▸ Required task: In the listing below, identify each line with the word "name" and return those lines.

Dataset records:

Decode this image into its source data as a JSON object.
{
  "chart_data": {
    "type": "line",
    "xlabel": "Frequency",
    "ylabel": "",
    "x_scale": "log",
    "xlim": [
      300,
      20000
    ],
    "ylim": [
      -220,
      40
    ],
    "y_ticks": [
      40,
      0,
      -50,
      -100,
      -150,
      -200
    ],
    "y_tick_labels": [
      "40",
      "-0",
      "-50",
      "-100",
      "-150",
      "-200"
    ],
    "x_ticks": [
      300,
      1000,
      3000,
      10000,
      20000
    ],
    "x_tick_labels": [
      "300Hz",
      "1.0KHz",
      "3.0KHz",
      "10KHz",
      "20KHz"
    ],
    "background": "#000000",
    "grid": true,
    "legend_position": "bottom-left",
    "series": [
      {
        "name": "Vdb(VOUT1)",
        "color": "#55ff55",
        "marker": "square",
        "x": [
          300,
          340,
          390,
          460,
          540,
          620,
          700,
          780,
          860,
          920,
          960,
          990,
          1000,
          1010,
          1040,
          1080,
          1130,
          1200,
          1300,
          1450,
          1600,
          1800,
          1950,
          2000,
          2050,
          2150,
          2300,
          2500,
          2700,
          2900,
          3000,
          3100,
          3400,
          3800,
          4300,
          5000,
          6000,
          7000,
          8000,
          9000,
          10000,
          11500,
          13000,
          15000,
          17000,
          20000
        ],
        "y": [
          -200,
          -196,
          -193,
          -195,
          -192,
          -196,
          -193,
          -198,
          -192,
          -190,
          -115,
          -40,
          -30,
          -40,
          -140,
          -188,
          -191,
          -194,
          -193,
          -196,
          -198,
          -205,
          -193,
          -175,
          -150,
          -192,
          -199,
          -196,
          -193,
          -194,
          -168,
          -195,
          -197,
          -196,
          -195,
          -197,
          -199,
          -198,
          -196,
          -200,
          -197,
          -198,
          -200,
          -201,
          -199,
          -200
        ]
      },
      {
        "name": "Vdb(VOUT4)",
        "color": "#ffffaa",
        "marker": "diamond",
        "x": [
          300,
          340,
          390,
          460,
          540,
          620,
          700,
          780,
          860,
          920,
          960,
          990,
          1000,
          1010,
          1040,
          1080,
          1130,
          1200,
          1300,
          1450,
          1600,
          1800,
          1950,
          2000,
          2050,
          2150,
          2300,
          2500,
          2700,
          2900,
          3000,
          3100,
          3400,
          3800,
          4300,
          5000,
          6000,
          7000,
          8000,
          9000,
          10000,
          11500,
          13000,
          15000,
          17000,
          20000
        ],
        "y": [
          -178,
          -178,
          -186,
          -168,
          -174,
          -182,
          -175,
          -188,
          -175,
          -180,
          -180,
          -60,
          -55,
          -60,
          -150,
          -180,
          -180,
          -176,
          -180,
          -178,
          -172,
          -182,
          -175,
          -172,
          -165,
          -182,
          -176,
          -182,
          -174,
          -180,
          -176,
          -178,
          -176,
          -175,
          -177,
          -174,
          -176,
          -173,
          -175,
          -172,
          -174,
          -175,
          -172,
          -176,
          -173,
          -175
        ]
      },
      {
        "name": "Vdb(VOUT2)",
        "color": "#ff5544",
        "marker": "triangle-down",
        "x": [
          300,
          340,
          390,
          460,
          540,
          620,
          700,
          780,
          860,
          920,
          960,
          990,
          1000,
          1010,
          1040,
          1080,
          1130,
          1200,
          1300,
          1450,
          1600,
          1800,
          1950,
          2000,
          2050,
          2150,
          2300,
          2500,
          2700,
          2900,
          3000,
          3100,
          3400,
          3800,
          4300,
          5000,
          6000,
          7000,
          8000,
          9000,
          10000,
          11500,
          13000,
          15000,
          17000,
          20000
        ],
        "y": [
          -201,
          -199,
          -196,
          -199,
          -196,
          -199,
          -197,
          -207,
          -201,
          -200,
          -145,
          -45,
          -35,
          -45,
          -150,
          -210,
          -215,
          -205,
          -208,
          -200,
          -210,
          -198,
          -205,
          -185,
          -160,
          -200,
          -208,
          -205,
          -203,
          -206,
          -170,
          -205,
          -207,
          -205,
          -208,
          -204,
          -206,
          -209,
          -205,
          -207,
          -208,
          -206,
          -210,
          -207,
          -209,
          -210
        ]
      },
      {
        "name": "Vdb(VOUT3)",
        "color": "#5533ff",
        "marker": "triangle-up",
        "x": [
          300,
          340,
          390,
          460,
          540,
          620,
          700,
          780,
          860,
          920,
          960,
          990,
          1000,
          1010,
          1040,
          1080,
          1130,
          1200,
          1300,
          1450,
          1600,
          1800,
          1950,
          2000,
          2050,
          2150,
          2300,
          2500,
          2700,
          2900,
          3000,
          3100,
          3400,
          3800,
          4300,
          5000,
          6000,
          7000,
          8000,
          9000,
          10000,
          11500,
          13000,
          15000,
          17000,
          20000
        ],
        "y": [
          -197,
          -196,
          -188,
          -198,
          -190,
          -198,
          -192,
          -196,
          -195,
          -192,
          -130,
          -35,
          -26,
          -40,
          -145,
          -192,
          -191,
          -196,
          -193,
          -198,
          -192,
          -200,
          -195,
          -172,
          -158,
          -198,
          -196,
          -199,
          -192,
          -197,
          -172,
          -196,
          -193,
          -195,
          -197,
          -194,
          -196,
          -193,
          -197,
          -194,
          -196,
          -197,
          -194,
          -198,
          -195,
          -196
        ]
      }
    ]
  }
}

▸ Response to this exercise:
        "name": "Vdb(VOUT1)",
        "name": "Vdb(VOUT4)",
        "name": "Vdb(VOUT2)",
        "name": "Vdb(VOUT3)",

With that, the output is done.